Take the data below and repeat it exactly.

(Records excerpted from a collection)
━━━━
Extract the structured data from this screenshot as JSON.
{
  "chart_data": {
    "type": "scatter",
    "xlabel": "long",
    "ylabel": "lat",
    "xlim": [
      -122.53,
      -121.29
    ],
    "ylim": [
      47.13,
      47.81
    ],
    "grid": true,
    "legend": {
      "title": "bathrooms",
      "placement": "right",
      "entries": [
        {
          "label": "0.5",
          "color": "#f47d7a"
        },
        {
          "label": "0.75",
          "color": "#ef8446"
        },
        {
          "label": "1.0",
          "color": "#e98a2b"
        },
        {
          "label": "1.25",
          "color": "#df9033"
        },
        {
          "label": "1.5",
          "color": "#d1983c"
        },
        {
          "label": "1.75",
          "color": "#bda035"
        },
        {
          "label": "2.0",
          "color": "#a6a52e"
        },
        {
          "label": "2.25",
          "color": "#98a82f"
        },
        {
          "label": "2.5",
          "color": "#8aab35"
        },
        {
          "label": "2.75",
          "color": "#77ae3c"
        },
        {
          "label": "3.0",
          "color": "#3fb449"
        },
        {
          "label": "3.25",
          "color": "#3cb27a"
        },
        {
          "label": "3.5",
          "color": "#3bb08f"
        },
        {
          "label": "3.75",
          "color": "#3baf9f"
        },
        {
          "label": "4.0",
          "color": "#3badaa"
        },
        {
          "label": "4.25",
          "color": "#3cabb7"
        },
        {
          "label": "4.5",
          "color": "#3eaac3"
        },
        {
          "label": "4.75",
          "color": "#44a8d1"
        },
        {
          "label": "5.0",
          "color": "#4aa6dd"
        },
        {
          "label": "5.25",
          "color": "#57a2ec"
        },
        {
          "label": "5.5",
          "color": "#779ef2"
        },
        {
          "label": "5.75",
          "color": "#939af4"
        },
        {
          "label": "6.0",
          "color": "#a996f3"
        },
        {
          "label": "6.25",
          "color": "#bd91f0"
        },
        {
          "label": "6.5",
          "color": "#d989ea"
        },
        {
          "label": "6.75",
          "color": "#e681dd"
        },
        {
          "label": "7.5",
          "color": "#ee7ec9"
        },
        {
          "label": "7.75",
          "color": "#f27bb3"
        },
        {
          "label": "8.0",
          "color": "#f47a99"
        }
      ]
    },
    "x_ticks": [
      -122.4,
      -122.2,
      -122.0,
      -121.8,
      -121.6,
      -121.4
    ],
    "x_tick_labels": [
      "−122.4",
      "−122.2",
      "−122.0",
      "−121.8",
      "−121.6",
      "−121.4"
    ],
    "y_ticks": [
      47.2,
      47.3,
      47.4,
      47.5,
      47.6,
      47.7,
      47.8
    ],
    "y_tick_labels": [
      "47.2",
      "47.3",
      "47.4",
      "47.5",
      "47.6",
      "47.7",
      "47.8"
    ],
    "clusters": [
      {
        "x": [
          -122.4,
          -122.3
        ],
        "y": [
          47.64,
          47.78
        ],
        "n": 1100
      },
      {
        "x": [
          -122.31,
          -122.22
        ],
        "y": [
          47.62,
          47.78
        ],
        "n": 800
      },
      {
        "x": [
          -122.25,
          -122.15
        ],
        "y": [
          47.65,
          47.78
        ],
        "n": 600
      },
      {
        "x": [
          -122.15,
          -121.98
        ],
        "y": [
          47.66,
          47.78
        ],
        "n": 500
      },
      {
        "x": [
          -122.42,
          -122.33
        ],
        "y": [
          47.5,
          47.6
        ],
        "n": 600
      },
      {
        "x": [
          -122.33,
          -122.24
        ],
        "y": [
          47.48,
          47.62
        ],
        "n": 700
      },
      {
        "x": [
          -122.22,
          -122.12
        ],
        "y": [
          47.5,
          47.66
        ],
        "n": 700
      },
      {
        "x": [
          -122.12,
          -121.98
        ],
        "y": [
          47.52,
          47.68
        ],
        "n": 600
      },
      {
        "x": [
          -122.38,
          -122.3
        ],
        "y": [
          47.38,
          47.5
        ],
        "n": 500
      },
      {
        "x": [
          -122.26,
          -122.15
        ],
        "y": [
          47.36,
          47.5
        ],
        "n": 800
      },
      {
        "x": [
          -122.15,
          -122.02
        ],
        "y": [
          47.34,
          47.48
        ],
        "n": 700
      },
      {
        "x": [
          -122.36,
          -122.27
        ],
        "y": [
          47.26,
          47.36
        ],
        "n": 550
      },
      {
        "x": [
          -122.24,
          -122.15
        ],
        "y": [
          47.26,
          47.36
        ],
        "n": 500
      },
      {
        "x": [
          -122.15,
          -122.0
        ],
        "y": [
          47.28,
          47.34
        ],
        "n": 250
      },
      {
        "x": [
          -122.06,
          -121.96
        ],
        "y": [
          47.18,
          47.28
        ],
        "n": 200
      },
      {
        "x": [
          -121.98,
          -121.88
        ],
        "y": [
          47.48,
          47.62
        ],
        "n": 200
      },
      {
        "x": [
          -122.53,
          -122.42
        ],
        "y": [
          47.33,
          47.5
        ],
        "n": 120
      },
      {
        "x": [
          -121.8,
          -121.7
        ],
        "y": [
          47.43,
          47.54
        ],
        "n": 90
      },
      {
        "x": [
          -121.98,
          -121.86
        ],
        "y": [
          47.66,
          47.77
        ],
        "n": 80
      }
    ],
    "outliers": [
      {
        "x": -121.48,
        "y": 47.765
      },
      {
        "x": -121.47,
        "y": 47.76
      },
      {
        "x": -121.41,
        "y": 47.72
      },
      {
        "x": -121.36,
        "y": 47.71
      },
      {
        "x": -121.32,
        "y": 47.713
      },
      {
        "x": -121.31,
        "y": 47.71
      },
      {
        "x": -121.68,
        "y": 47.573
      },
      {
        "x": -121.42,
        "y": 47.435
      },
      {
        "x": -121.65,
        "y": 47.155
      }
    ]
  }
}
━━━━
Solution for this task.
Extract the structured data from this screenshot as JSON.
{
  "chart_data": {
    "type": "scatter",
    "xlabel": "long",
    "ylabel": "lat",
    "xlim": [
      -122.53,
      -121.29
    ],
    "ylim": [
      47.13,
      47.81
    ],
    "grid": true,
    "legend": {
      "title": "bathrooms",
      "placement": "right",
      "entries": [
        {
          "label": "0.5",
          "color": "#f47d7a"
        },
        {
          "label": "0.75",
          "color": "#ef8446"
        },
        {
          "label": "1.0",
          "color": "#e98a2b"
        },
        {
          "label": "1.25",
          "color": "#df9033"
        },
        {
          "label": "1.5",
          "color": "#d1983c"
        },
        {
          "label": "1.75",
          "color": "#bda035"
        },
        {
          "label": "2.0",
          "color": "#a6a52e"
        },
        {
          "label": "2.25",
          "color": "#98a82f"
        },
        {
          "label": "2.5",
          "color": "#8aab35"
        },
        {
          "label": "2.75",
          "color": "#77ae3c"
        },
        {
          "label": "3.0",
          "color": "#3fb449"
        },
        {
          "label": "3.25",
          "color": "#3cb27a"
        },
        {
          "label": "3.5",
          "color": "#3bb08f"
        },
        {
          "label": "3.75",
          "color": "#3baf9f"
        },
        {
          "label": "4.0",
          "color": "#3badaa"
        },
        {
          "label": "4.25",
          "color": "#3cabb7"
        },
        {
          "label": "4.5",
          "color": "#3eaac3"
        },
        {
          "label": "4.75",
          "color": "#44a8d1"
        },
        {
          "label": "5.0",
          "color": "#4aa6dd"
        },
        {
          "label": "5.25",
          "color": "#57a2ec"
        },
        {
          "label": "5.5",
          "color": "#779ef2"
        },
        {
          "label": "5.75",
          "color": "#939af4"
        },
        {
          "label": "6.0",
          "color": "#a996f3"
        },
        {
          "label": "6.25",
          "color": "#bd91f0"
        },
        {
          "label": "6.5",
          "color": "#d989ea"
        },
        {
          "label": "6.75",
          "color": "#e681dd"
        },
        {
          "label": "7.5",
          "color": "#ee7ec9"
        },
        {
          "label": "7.75",
          "color": "#f27bb3"
        },
        {
          "label": "8.0",
          "color": "#f47a99"
        }
      ]
    },
    "x_ticks": [
      -122.4,
      -122.2,
      -122.0,
      -121.8,
      -121.6,
      -121.4
    ],
    "x_tick_labels": [
      "−122.4",
      "−122.2",
      "−122.0",
      "−121.8",
      "−121.6",
      "−121.4"
    ],
    "y_ticks": [
      47.2,
      47.3,
      47.4,
      47.5,
      47.6,
      47.7,
      47.8
    ],
    "y_tick_labels": [
      "47.2",
      "47.3",
      "47.4",
      "47.5",
      "47.6",
      "47.7",
      "47.8"
    ],
    "clusters": [
      {
        "x": [
          -122.4,
          -122.3
        ],
        "y": [
          47.64,
          47.78
        ],
        "n": 1100
      },
      {
        "x": [
          -122.31,
          -122.22
        ],
        "y": [
          47.62,
          47.78
        ],
        "n": 800
      },
      {
        "x": [
          -122.25,
          -122.15
        ],
        "y": [
          47.65,
          47.78
        ],
        "n": 600
      },
      {
        "x": [
          -122.15,
          -121.98
        ],
        "y": [
          47.66,
          47.78
        ],
        "n": 500
      },
      {
        "x": [
          -122.42,
          -122.33
        ],
        "y": [
          47.5,
          47.6
        ],
        "n": 600
      },
      {
        "x": [
          -122.33,
          -122.24
        ],
        "y": [
          47.48,
          47.62
        ],
        "n": 700
      },
      {
        "x": [
          -122.22,
          -122.12
        ],
        "y": [
          47.5,
          47.66
        ],
        "n": 700
      },
      {
        "x": [
          -122.12,
          -121.98
        ],
        "y": [
          47.52,
          47.68
        ],
        "n": 600
      },
      {
        "x": [
          -122.38,
          -122.3
        ],
        "y": [
          47.38,
          47.5
        ],
        "n": 500
      },
      {
        "x": [
          -122.26,
          -122.15
        ],
        "y": [
          47.36,
          47.5
        ],
        "n": 800
      },
      {
        "x": [
          -122.15,
          -122.02
        ],
        "y": [
          47.34,
          47.48
        ],
        "n": 700
      },
      {
        "x": [
          -122.36,
          -122.27
        ],
        "y": [
          47.26,
          47.36
        ],
        "n": 550
      },
      {
        "x": [
          -122.24,
          -122.15
        ],
        "y": [
          47.26,
          47.36
        ],
        "n": 500
      },
      {
        "x": [
          -122.15,
          -122.0
        ],
        "y": [
          47.28,
          47.34
        ],
        "n": 250
      },
      {
        "x": [
          -122.06,
          -121.96
        ],
        "y": [
          47.18,
          47.28
        ],
        "n": 200
      },
      {
        "x": [
          -121.98,
          -121.88
        ],
        "y": [
          47.48,
          47.62
        ],
        "n": 200
      },
      {
        "x": [
          -122.53,
          -122.42
        ],
        "y": [
          47.33,
          47.5
        ],
        "n": 120
      },
      {
        "x": [
          -121.8,
          -121.7
        ],
        "y": [
          47.43,
          47.54
        ],
        "n": 90
      },
      {
        "x": [
          -121.98,
          -121.86
        ],
        "y": [
          47.66,
          47.77
        ],
        "n": 80
      }
    ],
    "outliers": [
      {
        "x": -121.48,
        "y": 47.765
      },
      {
        "x": -121.47,
        "y": 47.76
      },
      {
        "x": -121.41,
        "y": 47.72
      },
      {
        "x": -121.36,
        "y": 47.71
      },
      {
        "x": -121.32,
        "y": 47.713
      },
      {
        "x": -121.31,
        "y": 47.71
      },
      {
        "x": -121.68,
        "y": 47.573
      },
      {
        "x": -121.42,
        "y": 47.435
      },
      {
        "x": -121.65,
        "y": 47.155
      }
    ]
  }
}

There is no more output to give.